-- begin Given data --
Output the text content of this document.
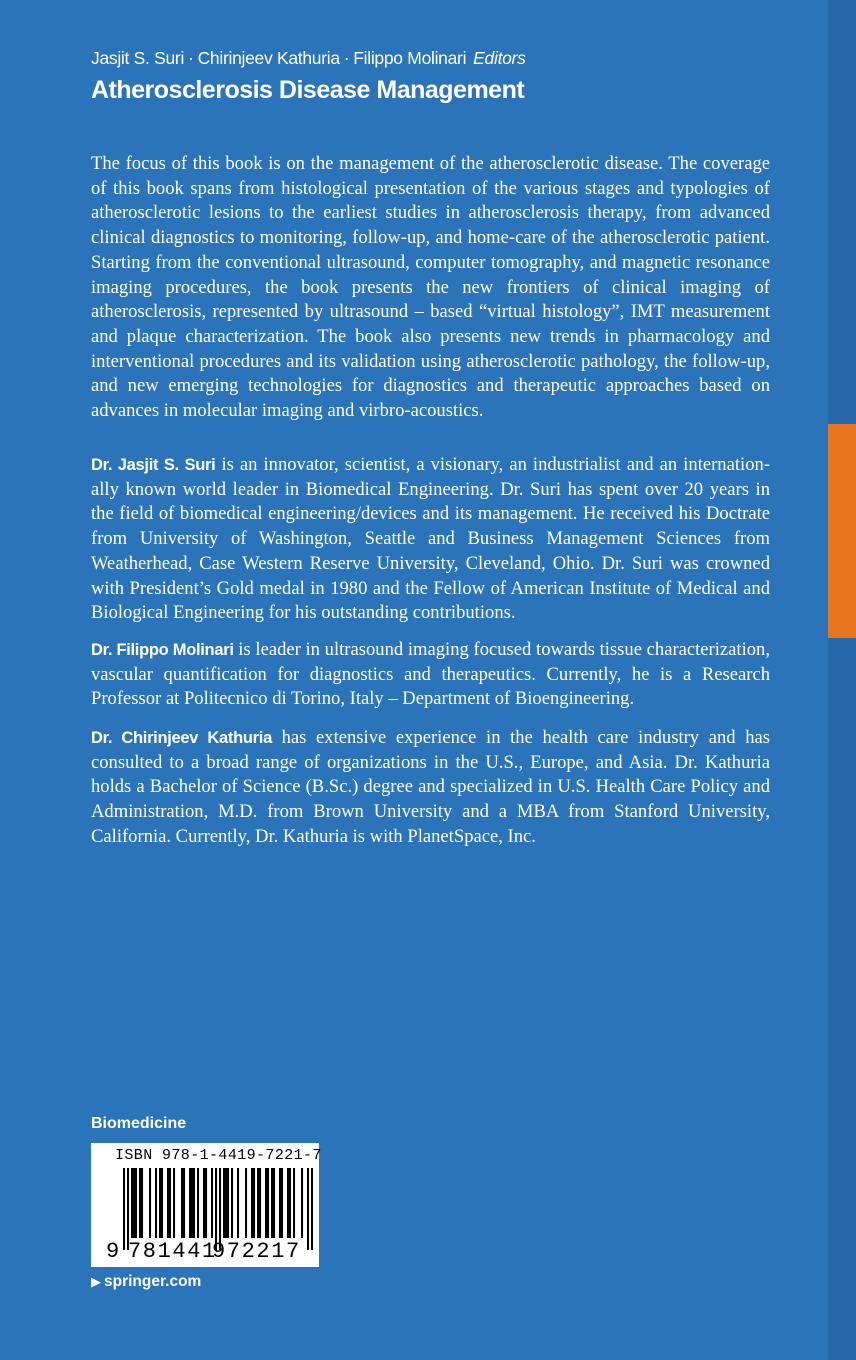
Jasjit S. Suri · Chirinjeev Kathuria · Filippo Molinari Editors
Atherosclerosis Disease Management
The focus of this book is on the management of the atherosclerotic disease. The coverage of this book spans from histological presentation of the various stages and typologies of atherosclerotic lesions to the earliest studies in atherosclerosis therapy, from advanced clinical diagnostics to monitoring, follow-up, and home-care of the atherosclerotic patient. Starting from the conventional ultrasound, computer tomography, and magnetic resonance imaging procedures, the book presents the new frontiers of clinical imaging of atherosclerosis, represented by ultrasound – based “virtual histology”, IMT measurement and plaque characterization. The book also presents new trends in pharmacology and interventional procedures and its validation using atherosclerotic pathology, the follow-up, and new emerging technologies for diagnostics and therapeutic approaches based on advances in molecular imaging and virbro-acoustics.
Dr. Jasjit S. Suri is an innovator, scientist, a visionary, an industrialist and an internationally known world leader in Biomedical Engineering. Dr. Suri has spent over 20 years in the field of biomedical engineering/devices and its management. He received his Doctrate from University of Washington, Seattle and Business Management Sciences from Weatherhead, Case Western Reserve University, Cleveland, Ohio. Dr. Suri was crowned with President’s Gold medal in 1980 and the Fellow of American Institute of Medical and Biological Engineering for his outstanding contributions.
Dr. Filippo Molinari is leader in ultrasound imaging focused towards tissue characterization, vascular quantification for diagnostics and therapeutics. Currently, he is a Research Professor at Politecnico di Torino, Italy – Department of Bioengineering.
Dr. Chirinjeev Kathuria has extensive experience in the health care industry and has consulted to a broad range of organizations in the U.S., Europe, and Asia. Dr. Kathuria holds a Bachelor of Science (B.Sc.) degree and specialized in U.S. Health Care Policy and Administration, M.D. from Brown University and a MBA from Stanford University, California. Currently, Dr. Kathuria is with PlanetSpace, Inc.
Biomedicine
ISBN 978-1-4419-7221-7
9 781441
972217
▶ springer.com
-- end Given data --
Take the listing and print it again exactly, but without any pictures.

Output the text content of this document.
Jasjit S. Suri · Chirinjeev Kathuria · Filippo Molinari Editors
Atherosclerosis Disease Management
The focus of this book is on the management of the atherosclerotic disease. The coverage of this book spans from histological presentation of the various stages and typologies of atherosclerotic lesions to the earliest studies in atherosclerosis therapy, from advanced clinical diagnostics to monitoring, follow-up, and home-care of the atherosclerotic patient. Starting from the conventional ultrasound, computer tomography, and magnetic resonance imaging procedures, the book presents the new frontiers of clinical imaging of atherosclerosis, represented by ultrasound – based “virtual histology”, IMT measurement and plaque characterization. The book also presents new trends in pharmacology and interventional procedures and its validation using atherosclerotic pathology, the follow-up, and new emerging technologies for diagnostics and therapeutic approaches based on advances in molecular imaging and virbro-acoustics.
Dr. Jasjit S. Suri is an innovator, scientist, a visionary, an industrialist and an internationally known world leader in Biomedical Engineering. Dr. Suri has spent over 20 years in the field of biomedical engineering/devices and its management. He received his Doctrate from University of Washington, Seattle and Business Management Sciences from Weatherhead, Case Western Reserve University, Cleveland, Ohio. Dr. Suri was crowned with President’s Gold medal in 1980 and the Fellow of American Institute of Medical and Biological Engineering for his outstanding contributions.
Dr. Filippo Molinari is leader in ultrasound imaging focused towards tissue characterization, vascular quantification for diagnostics and therapeutics. Currently, he is a Research Professor at Politecnico di Torino, Italy – Department of Bioengineering.
Dr. Chirinjeev Kathuria has extensive experience in the health care industry and has consulted to a broad range of organizations in the U.S., Europe, and Asia. Dr. Kathuria holds a Bachelor of Science (B.Sc.) degree and specialized in U.S. Health Care Policy and Administration, M.D. from Brown University and a MBA from Stanford University, California. Currently, Dr. Kathuria is with PlanetSpace, Inc.
Biomedicine
ISBN 978-1-4419-7221-7
9 781441
972217
▶ springer.com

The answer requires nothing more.